EXTRACT TO READ:
---------------

If you haven't informed your conscience to vote, read this quick! Then VOTE!

Today is "Voting Day". Although we have a gubernatorial election as well as other key government positions at stake, the one issue that has captured the attention of most of us is the fight over Proposition 26. There has been much written on this blog about the proposition in relation to Bishop Latino's stand to not take a stand. That is, wisely, the Bishop puts no moral valence on voting for or against the initiative.
 

A word of caution. A Catholic may vote either way but there are morally wrong ways one can vote "no" to the Proposition. There may be morally evil reasons to vote "yes", but I am not certain what they are. 

The morally evil reasons one may vote against the proposition, could be: votes against the proposition to ensure the practice of abortion on demand, or to promote the use of birth control means that destroys fertilized eggs, or to promote the cloning of human beings, or to promote in vitro fertilization. 

Some people may find the last one puzzling. Shouldn't we encourage human life? Shouldn't the Church be supportive of couples who want babies? Shouldn't the Church think having lots of children is a good thing no matter how they get here? Those are the types of concerns I hear when I tell people in vitro fertilization is not in keeping with the teaching of the Catholic Church.

---------------

EXCERPTED DATA:
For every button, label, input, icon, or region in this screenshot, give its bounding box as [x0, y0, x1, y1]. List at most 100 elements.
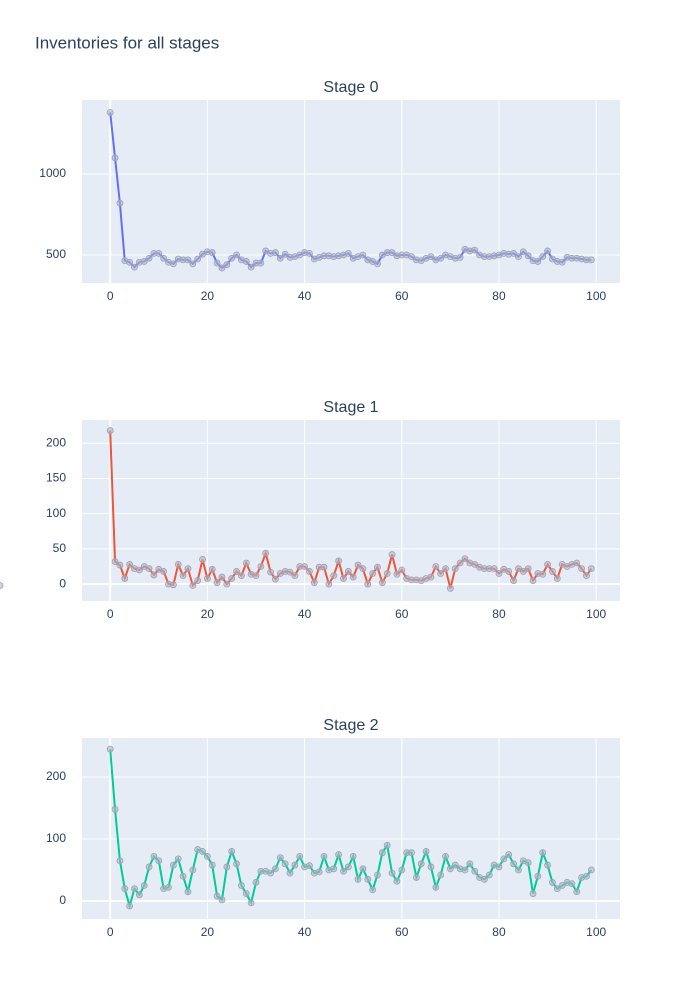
point-marker	[573, 888, 581, 896]
point-marker	[378, 849, 386, 857]
point-marker	[408, 253, 415, 261]
point-marker	[276, 254, 284, 262]
point-marker	[111, 558, 119, 565]
y-tick-label: 200	[46, 435, 66, 449]
point-marker	[306, 249, 313, 257]
point-marker	[296, 852, 304, 860]
point-marker	[223, 580, 231, 588]
point-marker	[578, 565, 586, 573]
point-marker	[388, 551, 396, 558]
point-marker	[286, 568, 294, 576]
point-marker	[0, 582, 4, 589]
x-tick-label: 40	[298, 925, 312, 939]
point-marker	[456, 254, 464, 261]
point-marker	[344, 249, 352, 257]
point-marker	[169, 861, 177, 869]
point-marker	[189, 582, 197, 589]
point-marker	[544, 560, 551, 568]
point-marker	[121, 575, 129, 582]
point-marker	[558, 258, 566, 266]
point-marker	[330, 572, 338, 580]
point-marker	[544, 861, 551, 869]
x-tick-label: 20	[201, 607, 215, 621]
point-marker	[272, 865, 279, 873]
x-tick-label: 100	[586, 289, 606, 303]
point-marker	[325, 580, 333, 588]
point-marker	[184, 256, 192, 264]
point-marker	[203, 852, 211, 860]
point-marker	[490, 565, 498, 573]
point-marker	[242, 559, 250, 567]
point-marker	[242, 258, 250, 265]
point-marker	[451, 861, 459, 869]
point-marker	[126, 902, 134, 910]
point-marker	[106, 427, 114, 434]
point-marker	[194, 577, 202, 584]
point-marker	[174, 560, 182, 568]
point-marker	[466, 860, 474, 868]
point-marker	[354, 875, 362, 883]
point-marker	[344, 863, 352, 871]
point-marker	[228, 848, 236, 855]
point-marker	[203, 575, 211, 582]
point-marker	[515, 866, 522, 874]
point-marker	[524, 859, 532, 866]
point-marker	[223, 261, 231, 269]
x-tick-label: 60	[395, 289, 409, 303]
point-marker	[587, 256, 595, 264]
point-marker	[330, 865, 338, 873]
point-marker	[442, 852, 449, 860]
point-marker	[374, 563, 381, 571]
point-marker	[583, 572, 590, 580]
point-marker	[364, 875, 372, 883]
point-marker	[383, 841, 391, 849]
y-tick-label: 50	[53, 541, 67, 555]
point-marker	[208, 861, 216, 869]
point-marker	[233, 860, 240, 868]
point-marker	[160, 568, 168, 575]
point-marker	[539, 570, 547, 578]
point-marker	[291, 861, 299, 869]
point-marker	[218, 573, 226, 581]
point-marker	[189, 260, 197, 268]
point-marker	[179, 872, 187, 880]
point-marker	[116, 857, 124, 865]
point-marker	[524, 565, 532, 573]
point-marker	[515, 253, 522, 261]
point-marker	[135, 566, 143, 574]
point-marker	[412, 874, 420, 881]
point-marker	[272, 575, 279, 583]
point-marker	[359, 565, 367, 573]
page-title: Inventories for all stages	[35, 33, 219, 52]
x-tick-label: 100	[586, 607, 606, 621]
point-marker	[529, 577, 537, 584]
point-marker	[223, 863, 231, 871]
point-marker	[505, 851, 513, 858]
point-marker	[126, 258, 134, 266]
point-marker	[116, 561, 124, 569]
point-marker	[150, 852, 158, 860]
point-marker	[442, 565, 449, 573]
point-marker	[252, 572, 260, 580]
x-tick-label: 60	[395, 607, 409, 621]
point-marker	[169, 260, 177, 268]
point-marker	[301, 563, 308, 570]
point-marker	[208, 249, 216, 256]
point-marker	[315, 868, 323, 876]
point-marker	[257, 563, 265, 570]
point-marker	[354, 561, 362, 569]
point-marker	[155, 249, 163, 257]
point-marker	[208, 565, 216, 573]
point-marker	[238, 882, 245, 889]
point-marker	[359, 251, 367, 259]
point-marker	[228, 254, 236, 262]
point-marker	[505, 568, 513, 575]
point-marker	[169, 581, 177, 589]
point-marker	[140, 258, 148, 265]
point-marker	[568, 880, 576, 888]
point-marker	[427, 573, 435, 581]
point-marker	[500, 855, 508, 863]
point-marker	[111, 805, 119, 813]
point-marker	[165, 883, 172, 891]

---------------

TASK REQUIREMENTS:
1) Answer these from the post on Proposition 26:
(a) What name does the post give to the day it was written?
(b) What moral weight does Bishop Latino put on voting for or against the initiative?
(c) What is the last of the morally evil reasons for a "no" vote that the post lists?
2) Carry the post on Proposition 26 further, picking up after its final sentence.
The items have nothing to do with what you are asked to do here.

TASK-BY-TASK ANSWERS:
1)
(a) "Voting Day"
(b) None; he takes no stand on it.
(c) To promote in vitro fertilization.

2)
The initiative
The Church states quite simply and beautifully that children are not a "right" of marriage. They are a product of and a gift to a married couple but no couple has a right to children. The Catechism has more to say on the issue. Read and reflect. 

Concerning in vitro fertlization and the gift of children, 3 citations of the Catechism:
In vitro fertilization is morally unacceptable for Catholics
2376 Techniques that entail the dissociation of husband and wife, by the intrusion of a person other than the couple (donation of sperm or ovum, surrogate uterus), are gravely immoral. These techniques (heterologous artificial insemination and fertilization) infringe the child's right to be born of a father and mother known to him and bound to each other by marriage. They betray the spouses' "right to become a father and a mother only through each other."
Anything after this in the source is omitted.